* Written task
For the material that follows, list every line containing the word "front".

====== Excerpted data

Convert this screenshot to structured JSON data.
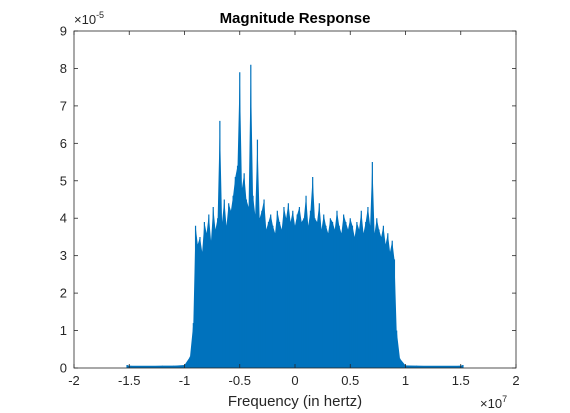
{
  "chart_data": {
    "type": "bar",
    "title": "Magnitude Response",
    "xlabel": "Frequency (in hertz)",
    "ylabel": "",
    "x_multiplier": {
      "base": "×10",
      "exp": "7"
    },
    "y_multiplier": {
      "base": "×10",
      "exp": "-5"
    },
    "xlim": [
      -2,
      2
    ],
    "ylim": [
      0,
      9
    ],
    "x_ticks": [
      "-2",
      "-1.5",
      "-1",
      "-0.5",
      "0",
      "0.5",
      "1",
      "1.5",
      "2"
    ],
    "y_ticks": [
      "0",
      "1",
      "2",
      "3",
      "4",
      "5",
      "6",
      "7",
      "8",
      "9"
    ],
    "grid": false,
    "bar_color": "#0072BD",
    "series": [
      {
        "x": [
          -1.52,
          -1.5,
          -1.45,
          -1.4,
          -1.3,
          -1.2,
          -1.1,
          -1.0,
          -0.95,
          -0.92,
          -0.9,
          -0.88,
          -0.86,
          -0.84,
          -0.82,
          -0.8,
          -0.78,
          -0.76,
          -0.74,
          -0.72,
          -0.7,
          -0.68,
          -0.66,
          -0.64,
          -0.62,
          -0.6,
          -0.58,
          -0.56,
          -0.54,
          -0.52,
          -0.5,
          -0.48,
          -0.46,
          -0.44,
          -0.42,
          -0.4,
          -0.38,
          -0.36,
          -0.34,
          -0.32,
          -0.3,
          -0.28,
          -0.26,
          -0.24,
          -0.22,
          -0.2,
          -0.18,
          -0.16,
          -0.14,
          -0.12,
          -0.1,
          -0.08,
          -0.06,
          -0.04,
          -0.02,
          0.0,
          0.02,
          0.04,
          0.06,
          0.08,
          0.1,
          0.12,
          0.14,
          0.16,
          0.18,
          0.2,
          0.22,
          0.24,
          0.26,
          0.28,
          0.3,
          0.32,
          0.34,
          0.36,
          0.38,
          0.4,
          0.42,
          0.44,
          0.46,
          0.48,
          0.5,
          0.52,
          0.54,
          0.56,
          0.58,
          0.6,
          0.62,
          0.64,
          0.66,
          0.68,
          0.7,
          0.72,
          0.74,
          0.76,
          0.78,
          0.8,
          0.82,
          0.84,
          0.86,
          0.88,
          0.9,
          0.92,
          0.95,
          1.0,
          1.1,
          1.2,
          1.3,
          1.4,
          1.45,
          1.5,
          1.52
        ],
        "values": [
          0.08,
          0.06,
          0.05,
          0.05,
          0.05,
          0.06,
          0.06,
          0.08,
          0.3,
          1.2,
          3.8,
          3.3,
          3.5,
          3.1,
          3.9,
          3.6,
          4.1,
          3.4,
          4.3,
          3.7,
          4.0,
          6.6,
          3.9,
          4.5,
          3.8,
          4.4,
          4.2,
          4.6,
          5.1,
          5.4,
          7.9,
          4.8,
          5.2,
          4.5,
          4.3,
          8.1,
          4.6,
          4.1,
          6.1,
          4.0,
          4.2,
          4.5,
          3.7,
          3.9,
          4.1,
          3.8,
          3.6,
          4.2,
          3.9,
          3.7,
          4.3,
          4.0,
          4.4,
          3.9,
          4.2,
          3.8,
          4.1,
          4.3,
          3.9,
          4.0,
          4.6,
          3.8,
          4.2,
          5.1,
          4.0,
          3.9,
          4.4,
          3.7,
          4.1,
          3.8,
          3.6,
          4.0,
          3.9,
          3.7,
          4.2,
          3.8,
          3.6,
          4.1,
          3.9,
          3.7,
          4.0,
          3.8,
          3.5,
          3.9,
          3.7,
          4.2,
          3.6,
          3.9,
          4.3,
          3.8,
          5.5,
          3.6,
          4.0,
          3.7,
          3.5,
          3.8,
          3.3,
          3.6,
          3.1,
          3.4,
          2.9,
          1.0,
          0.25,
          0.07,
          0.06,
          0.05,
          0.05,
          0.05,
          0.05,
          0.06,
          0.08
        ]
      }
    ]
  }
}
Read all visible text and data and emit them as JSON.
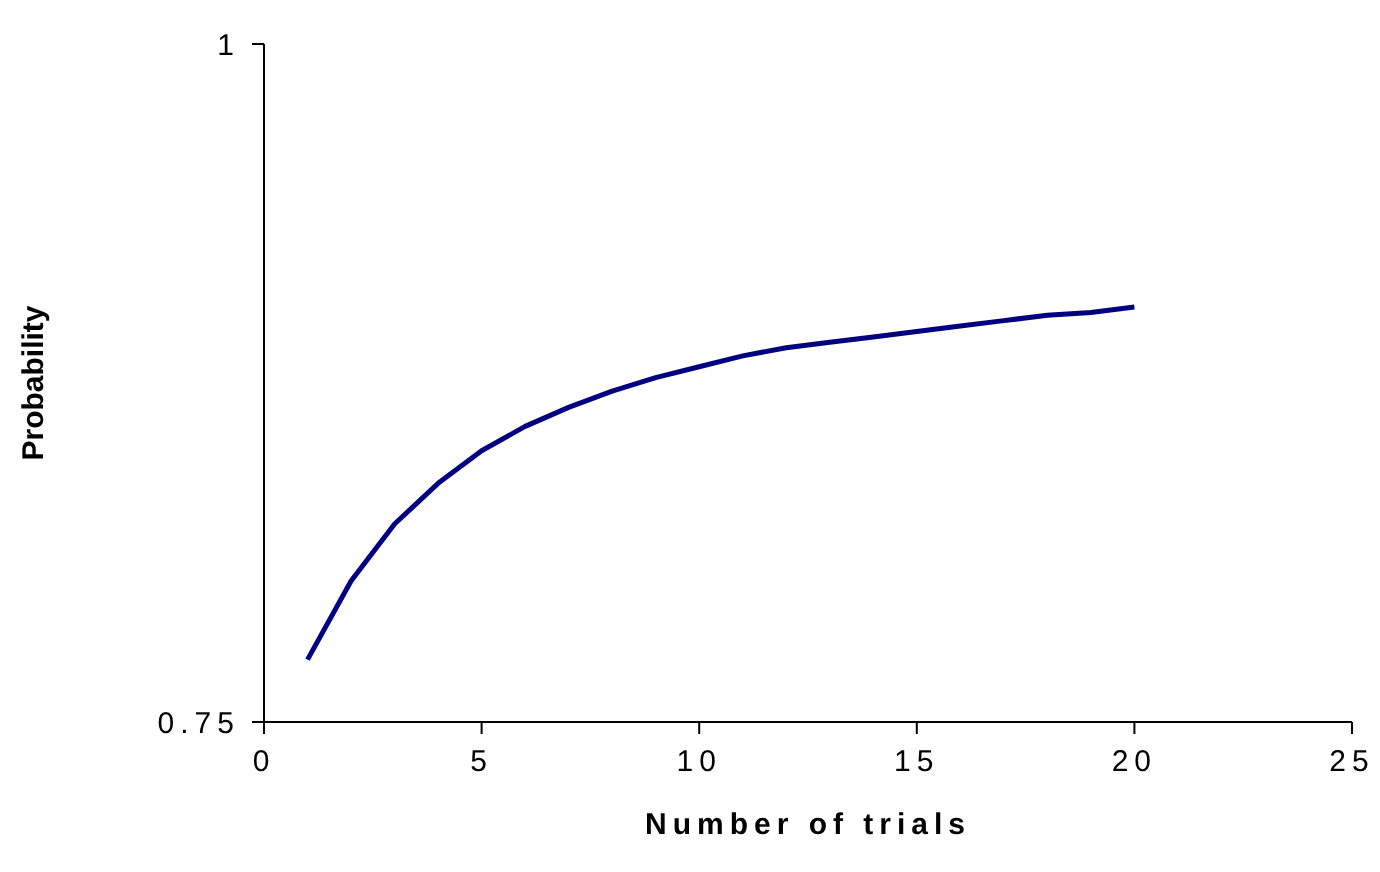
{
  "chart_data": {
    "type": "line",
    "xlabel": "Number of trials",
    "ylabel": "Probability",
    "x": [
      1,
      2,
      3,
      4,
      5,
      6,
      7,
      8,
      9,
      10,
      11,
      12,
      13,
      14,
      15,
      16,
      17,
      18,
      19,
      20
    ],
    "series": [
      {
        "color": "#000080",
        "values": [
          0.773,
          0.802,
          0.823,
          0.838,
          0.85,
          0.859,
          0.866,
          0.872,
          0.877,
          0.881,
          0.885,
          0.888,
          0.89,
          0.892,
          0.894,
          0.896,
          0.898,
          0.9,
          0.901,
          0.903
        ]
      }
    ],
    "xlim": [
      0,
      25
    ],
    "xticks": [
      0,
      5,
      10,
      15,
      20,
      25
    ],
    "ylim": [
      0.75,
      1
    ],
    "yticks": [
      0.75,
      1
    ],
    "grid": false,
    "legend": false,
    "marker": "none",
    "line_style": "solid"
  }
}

============
====== Excerpted data

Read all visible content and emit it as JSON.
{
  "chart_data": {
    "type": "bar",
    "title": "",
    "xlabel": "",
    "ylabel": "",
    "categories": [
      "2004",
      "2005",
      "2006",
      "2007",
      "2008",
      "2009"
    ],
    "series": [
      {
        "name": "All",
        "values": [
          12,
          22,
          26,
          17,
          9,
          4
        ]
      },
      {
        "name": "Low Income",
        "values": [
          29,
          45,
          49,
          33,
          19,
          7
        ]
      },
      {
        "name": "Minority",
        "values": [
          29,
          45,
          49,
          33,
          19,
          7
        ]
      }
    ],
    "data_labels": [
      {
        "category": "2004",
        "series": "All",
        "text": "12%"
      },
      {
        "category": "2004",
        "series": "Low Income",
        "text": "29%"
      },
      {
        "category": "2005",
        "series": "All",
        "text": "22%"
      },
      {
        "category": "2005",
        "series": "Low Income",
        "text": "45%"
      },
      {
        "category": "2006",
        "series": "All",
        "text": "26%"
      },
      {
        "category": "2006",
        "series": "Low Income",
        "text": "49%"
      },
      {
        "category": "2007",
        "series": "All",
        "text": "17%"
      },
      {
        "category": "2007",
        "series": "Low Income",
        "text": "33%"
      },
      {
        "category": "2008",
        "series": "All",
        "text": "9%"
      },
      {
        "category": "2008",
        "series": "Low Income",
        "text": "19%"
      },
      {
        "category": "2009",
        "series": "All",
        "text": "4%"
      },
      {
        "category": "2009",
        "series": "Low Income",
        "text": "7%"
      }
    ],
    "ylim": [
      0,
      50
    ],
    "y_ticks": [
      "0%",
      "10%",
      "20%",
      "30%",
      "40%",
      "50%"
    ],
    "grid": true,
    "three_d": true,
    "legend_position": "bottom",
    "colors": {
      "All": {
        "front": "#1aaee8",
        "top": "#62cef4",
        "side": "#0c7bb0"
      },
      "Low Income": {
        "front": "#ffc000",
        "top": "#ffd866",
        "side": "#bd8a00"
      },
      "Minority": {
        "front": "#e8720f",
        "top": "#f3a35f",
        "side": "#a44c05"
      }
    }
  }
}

============

* Solution for this exercise
        "front": "#1aaee8",
        "front": "#ffc000",
        "front": "#e8720f",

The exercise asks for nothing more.